> _What the task requires_
Which lines run from the line with "Convert this document image to plain text." to the end of the entries? Write out exactly those, leaving out the pictures.

> _Extracted data entries_
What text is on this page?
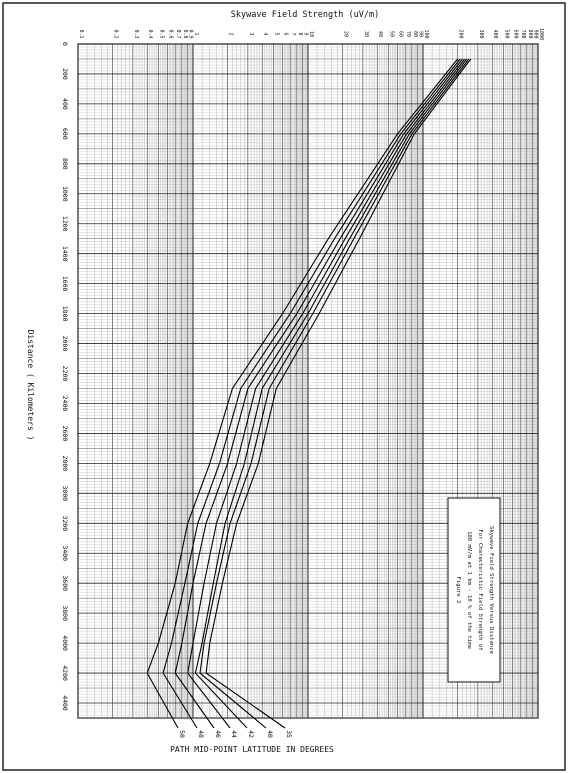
0
200
400
600
800
1000
1200
1400
1600
1800
2000
2200
2400
2600
2800
3000
3200
3400
3600
3800
4000
4200
4400
0.1	0.2	0.3 0.4 0.5 0.6 0.7 0.8 0.9 1	2	3 4 5 6 7 8 9 10	20	30 40 50 60 70 80 90 100	200	300 400 500 600 700 800 900 1000
50 48 46 44 42 40 35
Skywave Field Strength (uV/m)
Distance ( Kilometers )
PATH MID-POINT LATITUDE IN DEGREES
Skywave Field Strength Versus Distance
For Characteristic Field Strength of
100 mV/m at 1 km - 10 % of the time
Figure 2
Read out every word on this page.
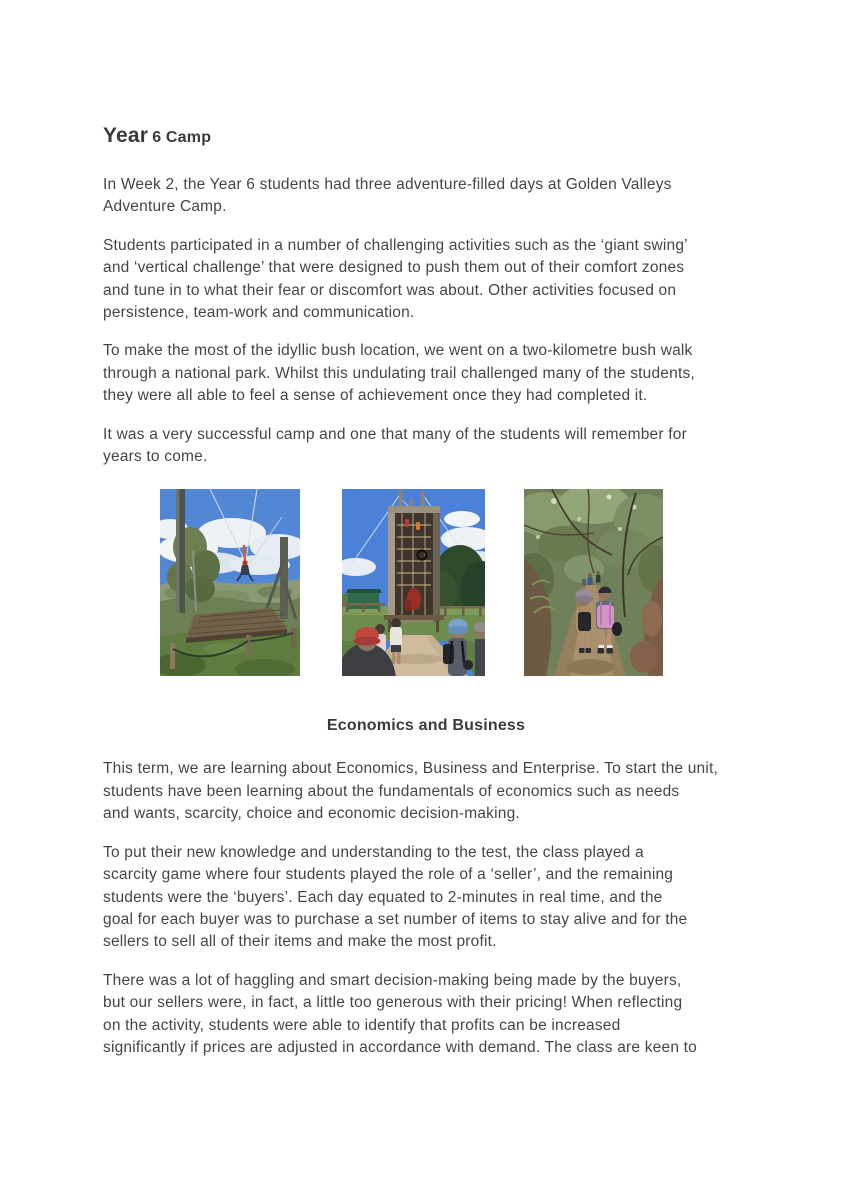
Year 6 Camp
In Week 2, the Year 6 students had three adventure-filled days at Golden Valleys
Adventure Camp.
Students participated in a number of challenging activities such as the ‘giant swing’
and ‘vertical challenge’ that were designed to push them out of their comfort zones
and tune in to what their fear or discomfort was about. Other activities focused on
persistence, team-work and communication.
To make the most of the idyllic bush location, we went on a two-kilometre bush walk
through a national park. Whilst this undulating trail challenged many of the students,
they were all able to feel a sense of achievement once they had completed it.
It was a very successful camp and one that many of the students will remember for
years to come.
Economics and Business
This term, we are learning about Economics, Business and Enterprise. To start the unit,
students have been learning about the fundamentals of economics such as needs
and wants, scarcity, choice and economic decision-making.
To put their new knowledge and understanding to the test, the class played a
scarcity game where four students played the role of a ‘seller’, and the remaining
students were the ‘buyers’. Each day equated to 2-minutes in real time, and the
goal for each buyer was to purchase a set number of items to stay alive and for the
sellers to sell all of their items and make the most profit.
There was a lot of haggling and smart decision-making being made by the buyers,
but our sellers were, in fact, a little too generous with their pricing! When reflecting
on the activity, students were able to identify that profits can be increased
significantly if prices are adjusted in accordance with demand. The class are keen to
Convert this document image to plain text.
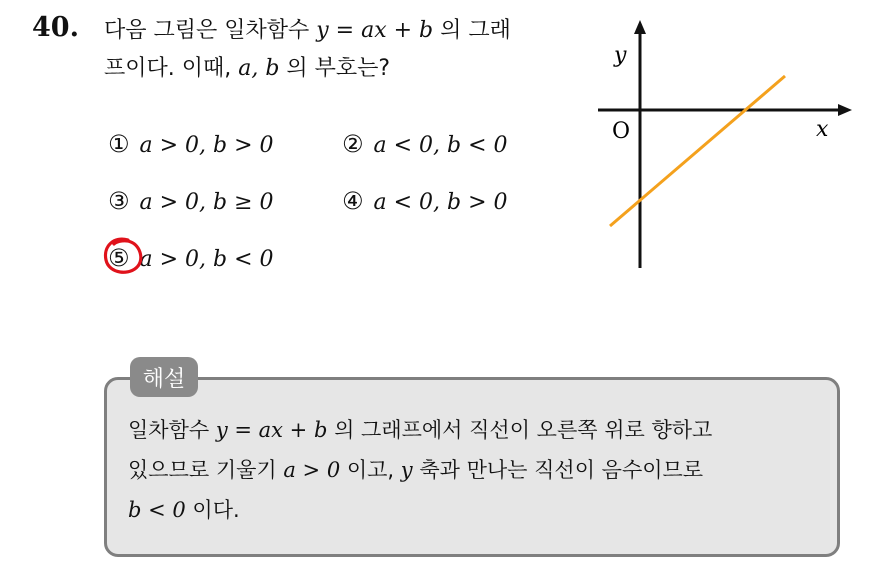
40. 다음 그림은 일차함수 y = ax + b 의 그래
프이다. 이때, a, b 의 부호는?
① a > 0, b > 0	② a < 0, b < 0
③ a > 0, b ≥ 0	④ a < 0, b > 0
⑤ a > 0, b < 0
y
x
O
해설
일차함수 y = ax + b 의 그래프에서 직선이 오른쪽 위로 향하고
있으므로 기울기 a > 0 이고, y 축과 만나는 직선이 음수이므로
b < 0 이다.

> _In response_
Convert this document image to plain text.
40. 다음 그림은 일차함수 y = ax + b 의 그래
프이다. 이때, a, b 의 부호는?
① a > 0, b > 0	② a < 0, b < 0
③ a > 0, b ≥ 0	④ a < 0, b > 0
⑤ a > 0, b < 0
y
x
O
해설
일차함수 y = ax + b 의 그래프에서 직선이 오른쪽 위로 향하고
있으므로 기울기 a > 0 이고, y 축과 만나는 직선이 음수이므로
b < 0 이다.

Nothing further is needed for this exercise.